::: Extracted material :::
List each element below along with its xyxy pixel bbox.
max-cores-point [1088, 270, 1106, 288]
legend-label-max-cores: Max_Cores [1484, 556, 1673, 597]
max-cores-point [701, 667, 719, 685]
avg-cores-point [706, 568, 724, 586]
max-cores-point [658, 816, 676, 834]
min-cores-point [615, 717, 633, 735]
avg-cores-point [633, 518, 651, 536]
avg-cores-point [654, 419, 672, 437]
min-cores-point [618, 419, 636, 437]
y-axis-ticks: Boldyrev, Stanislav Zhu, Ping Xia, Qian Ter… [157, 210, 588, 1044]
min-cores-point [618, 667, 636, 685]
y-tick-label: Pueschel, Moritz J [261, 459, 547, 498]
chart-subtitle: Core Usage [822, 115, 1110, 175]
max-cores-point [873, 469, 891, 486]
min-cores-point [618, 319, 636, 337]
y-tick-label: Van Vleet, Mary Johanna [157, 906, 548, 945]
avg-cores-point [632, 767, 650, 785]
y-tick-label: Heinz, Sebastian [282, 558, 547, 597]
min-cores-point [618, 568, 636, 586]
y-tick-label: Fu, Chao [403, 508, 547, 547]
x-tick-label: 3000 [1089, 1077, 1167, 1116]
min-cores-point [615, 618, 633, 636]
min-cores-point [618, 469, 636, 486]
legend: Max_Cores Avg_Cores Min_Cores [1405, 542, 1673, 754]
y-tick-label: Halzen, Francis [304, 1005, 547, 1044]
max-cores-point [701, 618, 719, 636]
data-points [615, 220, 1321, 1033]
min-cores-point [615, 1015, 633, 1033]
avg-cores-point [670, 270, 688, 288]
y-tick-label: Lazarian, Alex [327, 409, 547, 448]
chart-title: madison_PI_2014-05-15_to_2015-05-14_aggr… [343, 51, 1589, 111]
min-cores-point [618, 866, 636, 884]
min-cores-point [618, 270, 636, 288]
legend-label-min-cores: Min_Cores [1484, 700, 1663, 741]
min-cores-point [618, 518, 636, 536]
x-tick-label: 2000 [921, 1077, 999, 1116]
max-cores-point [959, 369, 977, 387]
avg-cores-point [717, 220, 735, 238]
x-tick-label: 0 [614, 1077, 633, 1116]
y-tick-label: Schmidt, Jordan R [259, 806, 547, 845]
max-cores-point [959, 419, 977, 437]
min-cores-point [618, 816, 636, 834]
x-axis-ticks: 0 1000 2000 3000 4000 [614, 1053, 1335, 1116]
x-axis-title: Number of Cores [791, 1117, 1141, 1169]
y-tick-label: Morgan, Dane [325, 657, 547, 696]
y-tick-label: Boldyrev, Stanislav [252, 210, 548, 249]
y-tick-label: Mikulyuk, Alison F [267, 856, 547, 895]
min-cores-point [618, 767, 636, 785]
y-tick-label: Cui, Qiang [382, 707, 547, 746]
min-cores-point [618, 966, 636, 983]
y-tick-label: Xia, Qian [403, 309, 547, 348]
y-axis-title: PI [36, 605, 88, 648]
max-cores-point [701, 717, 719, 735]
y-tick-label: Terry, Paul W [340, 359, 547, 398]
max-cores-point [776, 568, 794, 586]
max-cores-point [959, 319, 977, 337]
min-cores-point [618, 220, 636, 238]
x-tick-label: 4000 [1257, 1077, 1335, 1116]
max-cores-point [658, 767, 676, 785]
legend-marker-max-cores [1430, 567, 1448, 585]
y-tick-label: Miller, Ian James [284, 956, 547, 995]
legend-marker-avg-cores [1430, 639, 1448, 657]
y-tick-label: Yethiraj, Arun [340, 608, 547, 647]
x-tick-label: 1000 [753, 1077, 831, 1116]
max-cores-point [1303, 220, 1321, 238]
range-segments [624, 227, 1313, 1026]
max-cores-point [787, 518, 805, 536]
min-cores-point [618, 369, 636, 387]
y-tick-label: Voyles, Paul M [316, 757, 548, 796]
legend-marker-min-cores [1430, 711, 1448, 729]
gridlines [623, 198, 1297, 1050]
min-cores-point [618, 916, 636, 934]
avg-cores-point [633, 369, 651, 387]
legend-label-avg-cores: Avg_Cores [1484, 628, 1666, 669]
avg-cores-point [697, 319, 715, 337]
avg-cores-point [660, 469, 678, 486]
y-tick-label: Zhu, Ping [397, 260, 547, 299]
:::
> _Exercise directions_
Reproduce every line of the entries above, changing nothing.

> _Full solution_
List each element below along with its xyxy pixel bbox.
max-cores-point [1088, 270, 1106, 288]
legend-label-max-cores: Max_Cores [1484, 556, 1673, 597]
max-cores-point [701, 667, 719, 685]
avg-cores-point [706, 568, 724, 586]
max-cores-point [658, 816, 676, 834]
min-cores-point [615, 717, 633, 735]
avg-cores-point [633, 518, 651, 536]
avg-cores-point [654, 419, 672, 437]
min-cores-point [618, 419, 636, 437]
y-axis-ticks: Boldyrev, Stanislav Zhu, Ping Xia, Qian Ter… [157, 210, 588, 1044]
min-cores-point [618, 667, 636, 685]
y-tick-label: Pueschel, Moritz J [261, 459, 547, 498]
chart-subtitle: Core Usage [822, 115, 1110, 175]
max-cores-point [873, 469, 891, 486]
min-cores-point [618, 319, 636, 337]
y-tick-label: Van Vleet, Mary Johanna [157, 906, 548, 945]
avg-cores-point [632, 767, 650, 785]
y-tick-label: Heinz, Sebastian [282, 558, 547, 597]
min-cores-point [618, 568, 636, 586]
y-tick-label: Fu, Chao [403, 508, 547, 547]
x-tick-label: 3000 [1089, 1077, 1167, 1116]
min-cores-point [615, 618, 633, 636]
min-cores-point [618, 469, 636, 486]
legend: Max_Cores Avg_Cores Min_Cores [1405, 542, 1673, 754]
y-tick-label: Halzen, Francis [304, 1005, 547, 1044]
max-cores-point [701, 618, 719, 636]
data-points [615, 220, 1321, 1033]
min-cores-point [615, 1015, 633, 1033]
avg-cores-point [670, 270, 688, 288]
y-tick-label: Lazarian, Alex [327, 409, 547, 448]
chart-title: madison_PI_2014-05-15_to_2015-05-14_aggr… [343, 51, 1589, 111]
min-cores-point [618, 866, 636, 884]
min-cores-point [618, 270, 636, 288]
legend-label-min-cores: Min_Cores [1484, 700, 1663, 741]
min-cores-point [618, 518, 636, 536]
x-tick-label: 2000 [921, 1077, 999, 1116]
max-cores-point [959, 369, 977, 387]
avg-cores-point [717, 220, 735, 238]
x-tick-label: 0 [614, 1077, 633, 1116]
y-tick-label: Schmidt, Jordan R [259, 806, 547, 845]
max-cores-point [959, 419, 977, 437]
min-cores-point [618, 816, 636, 834]
x-axis-ticks: 0 1000 2000 3000 4000 [614, 1053, 1335, 1116]
x-axis-title: Number of Cores [791, 1117, 1141, 1169]
y-tick-label: Morgan, Dane [325, 657, 547, 696]
y-tick-label: Boldyrev, Stanislav [252, 210, 548, 249]
y-tick-label: Mikulyuk, Alison F [267, 856, 547, 895]
min-cores-point [618, 767, 636, 785]
y-tick-label: Cui, Qiang [382, 707, 547, 746]
min-cores-point [618, 966, 636, 983]
y-tick-label: Xia, Qian [403, 309, 547, 348]
y-axis-title: PI [36, 605, 88, 648]
max-cores-point [701, 717, 719, 735]
y-tick-label: Terry, Paul W [340, 359, 547, 398]
max-cores-point [776, 568, 794, 586]
max-cores-point [959, 319, 977, 337]
min-cores-point [618, 220, 636, 238]
x-tick-label: 4000 [1257, 1077, 1335, 1116]
max-cores-point [658, 767, 676, 785]
legend-marker-max-cores [1430, 567, 1448, 585]
y-tick-label: Miller, Ian James [284, 956, 547, 995]
legend-marker-avg-cores [1430, 639, 1448, 657]
y-tick-label: Yethiraj, Arun [340, 608, 547, 647]
x-tick-label: 1000 [753, 1077, 831, 1116]
max-cores-point [1303, 220, 1321, 238]
range-segments [624, 227, 1313, 1026]
max-cores-point [787, 518, 805, 536]
min-cores-point [618, 369, 636, 387]
y-tick-label: Voyles, Paul M [316, 757, 548, 796]
legend-marker-min-cores [1430, 711, 1448, 729]
gridlines [623, 198, 1297, 1050]
min-cores-point [618, 916, 636, 934]
avg-cores-point [633, 369, 651, 387]
legend-label-avg-cores: Avg_Cores [1484, 628, 1666, 669]
avg-cores-point [697, 319, 715, 337]
avg-cores-point [660, 469, 678, 486]
y-tick-label: Zhu, Ping [397, 260, 547, 299]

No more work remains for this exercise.